> **Your goal**: Each entry must appear again exactly as it does in the source.

> **Provided material**:
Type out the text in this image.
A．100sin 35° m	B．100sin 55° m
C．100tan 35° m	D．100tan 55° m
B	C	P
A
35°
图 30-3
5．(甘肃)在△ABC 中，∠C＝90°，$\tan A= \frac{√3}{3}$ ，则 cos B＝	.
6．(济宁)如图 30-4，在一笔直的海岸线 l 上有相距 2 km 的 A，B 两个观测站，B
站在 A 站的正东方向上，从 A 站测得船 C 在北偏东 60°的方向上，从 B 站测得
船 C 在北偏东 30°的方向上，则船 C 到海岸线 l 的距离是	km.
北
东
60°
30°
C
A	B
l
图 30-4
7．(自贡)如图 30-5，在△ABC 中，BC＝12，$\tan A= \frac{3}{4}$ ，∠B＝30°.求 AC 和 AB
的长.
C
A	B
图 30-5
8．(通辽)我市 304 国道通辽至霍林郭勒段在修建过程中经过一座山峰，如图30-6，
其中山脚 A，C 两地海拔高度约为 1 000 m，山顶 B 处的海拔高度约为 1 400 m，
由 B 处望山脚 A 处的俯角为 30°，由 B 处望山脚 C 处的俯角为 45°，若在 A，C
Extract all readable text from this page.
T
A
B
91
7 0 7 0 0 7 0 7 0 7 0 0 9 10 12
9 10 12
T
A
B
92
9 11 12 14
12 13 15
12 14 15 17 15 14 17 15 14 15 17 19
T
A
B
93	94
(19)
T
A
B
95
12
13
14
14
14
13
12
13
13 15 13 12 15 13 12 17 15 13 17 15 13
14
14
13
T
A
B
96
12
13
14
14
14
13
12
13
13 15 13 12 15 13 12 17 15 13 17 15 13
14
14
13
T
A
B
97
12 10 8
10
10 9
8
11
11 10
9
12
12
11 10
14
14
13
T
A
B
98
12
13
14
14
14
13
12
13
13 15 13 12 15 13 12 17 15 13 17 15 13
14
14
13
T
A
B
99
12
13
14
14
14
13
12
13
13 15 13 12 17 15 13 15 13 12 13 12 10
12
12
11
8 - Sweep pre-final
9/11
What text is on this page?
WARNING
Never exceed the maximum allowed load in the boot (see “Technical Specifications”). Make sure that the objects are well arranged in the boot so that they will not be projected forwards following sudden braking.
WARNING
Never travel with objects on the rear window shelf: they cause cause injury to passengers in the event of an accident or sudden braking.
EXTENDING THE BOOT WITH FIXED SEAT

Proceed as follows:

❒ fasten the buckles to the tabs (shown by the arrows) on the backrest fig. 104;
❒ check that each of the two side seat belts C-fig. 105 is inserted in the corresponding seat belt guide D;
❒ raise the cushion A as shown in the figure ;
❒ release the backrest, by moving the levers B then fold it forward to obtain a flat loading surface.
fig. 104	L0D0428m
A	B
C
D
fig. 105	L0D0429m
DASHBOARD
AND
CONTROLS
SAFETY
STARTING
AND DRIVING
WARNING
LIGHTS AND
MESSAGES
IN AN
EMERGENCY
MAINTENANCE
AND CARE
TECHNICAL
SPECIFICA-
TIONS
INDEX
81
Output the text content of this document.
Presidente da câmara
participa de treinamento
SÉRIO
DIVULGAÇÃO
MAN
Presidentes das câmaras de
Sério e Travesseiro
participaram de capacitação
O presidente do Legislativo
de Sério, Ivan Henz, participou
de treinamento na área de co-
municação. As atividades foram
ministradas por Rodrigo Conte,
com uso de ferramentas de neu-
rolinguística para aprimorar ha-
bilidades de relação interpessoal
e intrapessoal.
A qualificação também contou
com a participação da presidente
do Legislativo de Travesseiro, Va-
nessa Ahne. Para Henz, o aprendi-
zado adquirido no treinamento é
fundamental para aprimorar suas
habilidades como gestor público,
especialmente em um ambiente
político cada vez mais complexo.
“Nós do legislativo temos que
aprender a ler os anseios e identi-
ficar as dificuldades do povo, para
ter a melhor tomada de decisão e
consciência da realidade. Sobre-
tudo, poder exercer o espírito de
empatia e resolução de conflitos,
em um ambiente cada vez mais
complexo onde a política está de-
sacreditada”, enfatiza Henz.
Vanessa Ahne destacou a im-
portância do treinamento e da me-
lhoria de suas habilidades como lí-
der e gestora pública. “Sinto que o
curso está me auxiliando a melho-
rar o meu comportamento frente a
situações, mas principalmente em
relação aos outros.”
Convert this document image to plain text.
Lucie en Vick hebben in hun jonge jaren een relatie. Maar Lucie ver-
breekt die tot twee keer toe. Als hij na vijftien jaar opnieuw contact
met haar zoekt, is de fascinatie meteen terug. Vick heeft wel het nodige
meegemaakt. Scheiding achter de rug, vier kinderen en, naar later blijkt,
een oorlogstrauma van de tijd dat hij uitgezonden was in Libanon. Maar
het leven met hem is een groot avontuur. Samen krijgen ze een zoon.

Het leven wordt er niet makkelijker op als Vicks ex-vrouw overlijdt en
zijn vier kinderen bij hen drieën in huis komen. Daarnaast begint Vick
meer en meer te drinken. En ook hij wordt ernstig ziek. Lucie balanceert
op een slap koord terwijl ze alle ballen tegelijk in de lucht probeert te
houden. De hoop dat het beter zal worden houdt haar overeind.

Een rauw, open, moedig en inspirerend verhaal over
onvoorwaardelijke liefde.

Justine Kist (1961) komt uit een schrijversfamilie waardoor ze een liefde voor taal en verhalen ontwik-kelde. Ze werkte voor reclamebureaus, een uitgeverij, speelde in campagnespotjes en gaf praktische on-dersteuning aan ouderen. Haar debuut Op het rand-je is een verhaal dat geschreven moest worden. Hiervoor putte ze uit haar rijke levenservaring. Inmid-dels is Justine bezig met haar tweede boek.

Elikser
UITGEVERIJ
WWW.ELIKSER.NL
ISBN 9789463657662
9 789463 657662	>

> **Exercise answer**:
Type out the text in this image.
A．100sin 35° m	B．100sin 55° m
C．100tan 35° m	D．100tan 55° m
B	C	P
A
35°
图 30-3
5．(甘肃)在△ABC 中，∠C＝90°，$\tan A= \frac{√3}{3}$ ，则 cos B＝	.
6．(济宁)如图 30-4，在一笔直的海岸线 l 上有相距 2 km 的 A，B 两个观测站，B
站在 A 站的正东方向上，从 A 站测得船 C 在北偏东 60°的方向上，从 B 站测得
船 C 在北偏东 30°的方向上，则船 C 到海岸线 l 的距离是	km.
北
东
60°
30°
C
A	B
l
图 30-4
7．(自贡)如图 30-5，在△ABC 中，BC＝12，$\tan A= \frac{3}{4}$ ，∠B＝30°.求 AC 和 AB
的长.
C
A	B
图 30-5
8．(通辽)我市 304 国道通辽至霍林郭勒段在修建过程中经过一座山峰，如图30-6，
其中山脚 A，C 两地海拔高度约为 1 000 m，山顶 B 处的海拔高度约为 1 400 m，
由 B 处望山脚 A 处的俯角为 30°，由 B 处望山脚 C 处的俯角为 45°，若在 A，C
Extract all readable text from this page.
T
A
B
91
7 0 7 0 0 7 0 7 0 7 0 0 9 10 12
9 10 12
T
A
B
92
9 11 12 14
12 13 15
12 14 15 17 15 14 17 15 14 15 17 19
T
A
B
93	94
(19)
T
A
B
95
12
13
14
14
14
13
12
13
13 15 13 12 15 13 12 17 15 13 17 15 13
14
14
13
T
A
B
96
12
13
14
14
14
13
12
13
13 15 13 12 15 13 12 17 15 13 17 15 13
14
14
13
T
A
B
97
12 10 8
10
10 9
8
11
11 10
9
12
12
11 10
14
14
13
T
A
B
98
12
13
14
14
14
13
12
13
13 15 13 12 15 13 12 17 15 13 17 15 13
14
14
13
T
A
B
99
12
13
14
14
14
13
12
13
13 15 13 12 17 15 13 15 13 12 13 12 10
12
12
11
8 - Sweep pre-final
9/11
What text is on this page?
WARNING
Never exceed the maximum allowed load in the boot (see “Technical Specifications”). Make sure that the objects are well arranged in the boot so that they will not be projected forwards following sudden braking.
WARNING
Never travel with objects on the rear window shelf: they cause cause injury to passengers in the event of an accident or sudden braking.
EXTENDING THE BOOT WITH FIXED SEAT

Proceed as follows:

❒ fasten the buckles to the tabs (shown by the arrows) on the backrest fig. 104;
❒ check that each of the two side seat belts C-fig. 105 is inserted in the corresponding seat belt guide D;
❒ raise the cushion A as shown in the figure ;
❒ release the backrest, by moving the levers B then fold it forward to obtain a flat loading surface.
fig. 104	L0D0428m
A	B
C
D
fig. 105	L0D0429m
DASHBOARD
AND
CONTROLS
SAFETY
STARTING
AND DRIVING
WARNING
LIGHTS AND
MESSAGES
IN AN
EMERGENCY
MAINTENANCE
AND CARE
TECHNICAL
SPECIFICA-
TIONS
INDEX
81
Output the text content of this document.
Presidente da câmara
participa de treinamento
SÉRIO
DIVULGAÇÃO
MAN
Presidentes das câmaras de
Sério e Travesseiro
participaram de capacitação
O presidente do Legislativo
de Sério, Ivan Henz, participou
de treinamento na área de co-
municação. As atividades foram
ministradas por Rodrigo Conte,
com uso de ferramentas de neu-
rolinguística para aprimorar ha-
bilidades de relação interpessoal
e intrapessoal.
A qualificação também contou
com a participação da presidente
do Legislativo de Travesseiro, Va-
nessa Ahne. Para Henz, o aprendi-
zado adquirido no treinamento é
fundamental para aprimorar suas
habilidades como gestor público,
especialmente em um ambiente
político cada vez mais complexo.
“Nós do legislativo temos que
aprender a ler os anseios e identi-
ficar as dificuldades do povo, para
ter a melhor tomada de decisão e
consciência da realidade. Sobre-
tudo, poder exercer o espírito de
empatia e resolução de conflitos,
em um ambiente cada vez mais
complexo onde a política está de-
sacreditada”, enfatiza Henz.
Vanessa Ahne destacou a im-
portância do treinamento e da me-
lhoria de suas habilidades como lí-
der e gestora pública. “Sinto que o
curso está me auxiliando a melho-
rar o meu comportamento frente a
situações, mas principalmente em
relação aos outros.”
Convert this document image to plain text.
Lucie en Vick hebben in hun jonge jaren een relatie. Maar Lucie ver-
breekt die tot twee keer toe. Als hij na vijftien jaar opnieuw contact
met haar zoekt, is de fascinatie meteen terug. Vick heeft wel het nodige
meegemaakt. Scheiding achter de rug, vier kinderen en, naar later blijkt,
een oorlogstrauma van de tijd dat hij uitgezonden was in Libanon. Maar
het leven met hem is een groot avontuur. Samen krijgen ze een zoon.

Het leven wordt er niet makkelijker op als Vicks ex-vrouw overlijdt en
zijn vier kinderen bij hen drieën in huis komen. Daarnaast begint Vick
meer en meer te drinken. En ook hij wordt ernstig ziek. Lucie balanceert
op een slap koord terwijl ze alle ballen tegelijk in de lucht probeert te
houden. De hoop dat het beter zal worden houdt haar overeind.

Een rauw, open, moedig en inspirerend verhaal over
onvoorwaardelijke liefde.

Justine Kist (1961) komt uit een schrijversfamilie waardoor ze een liefde voor taal en verhalen ontwik-kelde. Ze werkte voor reclamebureaus, een uitgeverij, speelde in campagnespotjes en gaf praktische on-dersteuning aan ouderen. Haar debuut Op het rand-je is een verhaal dat geschreven moest worden. Hiervoor putte ze uit haar rijke levenservaring. Inmid-dels is Justine bezig met haar tweede boek.

Elikser
UITGEVERIJ
WWW.ELIKSER.NL
ISBN 9789463657662
9 789463 657662	>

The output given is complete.